Статья Франкфурта о чуши примечательна сразу с двух точек зрения. Франкфурт не просто по-новому определяет, что отличает чушь от лжи, он еще и делает на основе этого заявления сильное утверждение: «Чушь – более страшный враг истины, чем ложь». Если это так, тех, кто пойман на чуши, нужно наказывать строже, чем тех, кто пойман на лжи. Лжец, в отличие от того, кто говорит чушь, хотя бы думает об истине, он стремится, чтобы его заявления коррелировали с истиной, пусть и отрицательно, поэтому учитывает подлинную картину, пусть и только для того, чтобы исказить ее до неузнаваемости.
Но не обеляет ли лжеца такой подход? Разумеется, теоретически бывают люди, которые лгут просто из любви к обману. О таком типаже рассказывает Блаженный Августин в своем трактате «О лжи». Тот, кто лжет, чтобы достичь какой-то иной цели, лжет непреднамеренно, утверждает Августин. А чистый лжец, напротив, «наслаждается ложью, радуется самой неправде». Но, как признает Франкфурт, такие лжецы встречаются крайне редко. Даже Яго и тот не был настолько чистосердечен.

Задание: Приведите заново часть выбранного текста, которая начинается со слов «Статья Франкфурта о» и заканчивается словами «ее до неузнаваемости.», заменив в ней «страшный» на «опасный».

Записи:
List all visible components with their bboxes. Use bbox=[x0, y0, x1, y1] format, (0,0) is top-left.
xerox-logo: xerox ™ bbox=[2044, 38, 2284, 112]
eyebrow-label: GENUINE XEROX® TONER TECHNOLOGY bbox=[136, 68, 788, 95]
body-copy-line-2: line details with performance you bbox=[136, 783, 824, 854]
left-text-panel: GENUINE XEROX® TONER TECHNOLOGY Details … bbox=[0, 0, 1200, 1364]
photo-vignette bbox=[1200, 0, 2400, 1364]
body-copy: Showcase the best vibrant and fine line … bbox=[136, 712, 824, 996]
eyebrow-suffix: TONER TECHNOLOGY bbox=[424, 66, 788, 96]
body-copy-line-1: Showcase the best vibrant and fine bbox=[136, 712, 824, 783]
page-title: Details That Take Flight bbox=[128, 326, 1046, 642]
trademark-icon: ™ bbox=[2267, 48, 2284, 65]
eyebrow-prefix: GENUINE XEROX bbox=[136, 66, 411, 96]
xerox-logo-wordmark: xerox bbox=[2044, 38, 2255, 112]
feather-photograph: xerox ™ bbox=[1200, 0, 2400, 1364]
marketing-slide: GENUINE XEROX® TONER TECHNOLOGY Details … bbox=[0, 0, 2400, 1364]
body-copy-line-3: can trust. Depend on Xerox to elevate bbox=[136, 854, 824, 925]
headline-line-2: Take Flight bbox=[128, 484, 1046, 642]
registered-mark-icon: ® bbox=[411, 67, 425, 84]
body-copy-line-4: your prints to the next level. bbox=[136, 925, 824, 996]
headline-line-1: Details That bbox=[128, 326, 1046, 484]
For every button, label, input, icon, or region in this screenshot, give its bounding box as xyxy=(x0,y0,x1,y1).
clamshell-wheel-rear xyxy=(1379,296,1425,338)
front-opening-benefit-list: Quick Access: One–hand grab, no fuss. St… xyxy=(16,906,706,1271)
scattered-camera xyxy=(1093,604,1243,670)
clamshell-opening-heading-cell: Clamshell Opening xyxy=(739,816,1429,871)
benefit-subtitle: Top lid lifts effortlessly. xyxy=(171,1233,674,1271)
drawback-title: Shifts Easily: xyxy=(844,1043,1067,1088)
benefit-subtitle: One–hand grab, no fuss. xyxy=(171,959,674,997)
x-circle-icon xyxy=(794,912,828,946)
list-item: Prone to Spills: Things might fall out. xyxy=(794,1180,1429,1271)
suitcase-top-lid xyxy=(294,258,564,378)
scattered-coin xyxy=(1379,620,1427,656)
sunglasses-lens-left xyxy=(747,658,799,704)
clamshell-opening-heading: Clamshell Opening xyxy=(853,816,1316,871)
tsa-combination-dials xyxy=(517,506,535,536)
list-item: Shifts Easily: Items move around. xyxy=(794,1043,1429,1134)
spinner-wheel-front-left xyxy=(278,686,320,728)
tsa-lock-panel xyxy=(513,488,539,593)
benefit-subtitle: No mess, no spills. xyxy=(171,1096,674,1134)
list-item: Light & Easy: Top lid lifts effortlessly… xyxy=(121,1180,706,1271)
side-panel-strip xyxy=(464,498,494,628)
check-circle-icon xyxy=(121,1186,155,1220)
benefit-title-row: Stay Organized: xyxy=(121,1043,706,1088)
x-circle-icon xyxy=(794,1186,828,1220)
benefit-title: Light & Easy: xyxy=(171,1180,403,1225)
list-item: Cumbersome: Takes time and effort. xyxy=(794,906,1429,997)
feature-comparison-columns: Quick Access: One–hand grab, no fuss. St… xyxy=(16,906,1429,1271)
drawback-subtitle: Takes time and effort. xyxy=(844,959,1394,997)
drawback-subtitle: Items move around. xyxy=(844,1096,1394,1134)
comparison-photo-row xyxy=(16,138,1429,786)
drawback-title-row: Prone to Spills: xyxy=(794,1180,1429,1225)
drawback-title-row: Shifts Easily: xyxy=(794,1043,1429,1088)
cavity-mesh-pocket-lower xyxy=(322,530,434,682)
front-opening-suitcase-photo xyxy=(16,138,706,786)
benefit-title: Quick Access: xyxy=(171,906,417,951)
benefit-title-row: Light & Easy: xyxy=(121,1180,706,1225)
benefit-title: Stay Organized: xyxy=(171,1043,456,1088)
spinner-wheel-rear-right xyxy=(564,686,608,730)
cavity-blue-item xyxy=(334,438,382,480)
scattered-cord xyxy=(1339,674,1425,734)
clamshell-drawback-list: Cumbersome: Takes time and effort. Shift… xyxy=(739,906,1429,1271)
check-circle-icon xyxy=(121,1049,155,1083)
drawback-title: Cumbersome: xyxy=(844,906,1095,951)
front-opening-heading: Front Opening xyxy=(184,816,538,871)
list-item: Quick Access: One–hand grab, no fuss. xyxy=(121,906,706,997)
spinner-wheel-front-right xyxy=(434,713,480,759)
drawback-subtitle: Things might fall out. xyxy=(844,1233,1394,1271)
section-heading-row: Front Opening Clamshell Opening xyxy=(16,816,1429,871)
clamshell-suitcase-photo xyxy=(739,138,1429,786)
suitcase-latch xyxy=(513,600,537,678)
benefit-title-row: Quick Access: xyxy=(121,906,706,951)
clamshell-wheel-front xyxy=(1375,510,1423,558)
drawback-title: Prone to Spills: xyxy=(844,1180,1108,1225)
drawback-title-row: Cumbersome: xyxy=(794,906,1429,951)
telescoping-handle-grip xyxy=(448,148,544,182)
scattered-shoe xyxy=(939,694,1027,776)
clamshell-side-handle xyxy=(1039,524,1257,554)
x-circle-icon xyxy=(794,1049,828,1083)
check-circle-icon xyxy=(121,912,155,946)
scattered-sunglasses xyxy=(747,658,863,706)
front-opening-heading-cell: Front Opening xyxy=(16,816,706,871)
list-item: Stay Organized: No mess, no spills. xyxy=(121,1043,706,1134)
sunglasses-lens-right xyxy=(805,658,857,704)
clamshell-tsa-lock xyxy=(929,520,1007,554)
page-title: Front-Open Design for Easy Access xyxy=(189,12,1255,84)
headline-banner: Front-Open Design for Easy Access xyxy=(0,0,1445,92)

Решение задания:
Статья Франкфурта о чуши примечательна сразу с двух точек зрения. Франкфурт не просто по-новому определяет, что отличает чушь от лжи, он еще и делает на основе этого заявления сильное утверждение: «Чушь – более опасный враг истины, чем ложь». Если это так, тех, кто пойман на чуши, нужно наказывать строже, чем тех, кто пойман на лжи. Лжец, в отличие от того, кто говорит чушь, хотя бы думает об истине, он стремится, чтобы его заявления коррелировали с истиной, пусть и отрицательно, поэтому учитывает подлинную картину, пусть и только для того, чтобы исказить ее до неузнаваемости.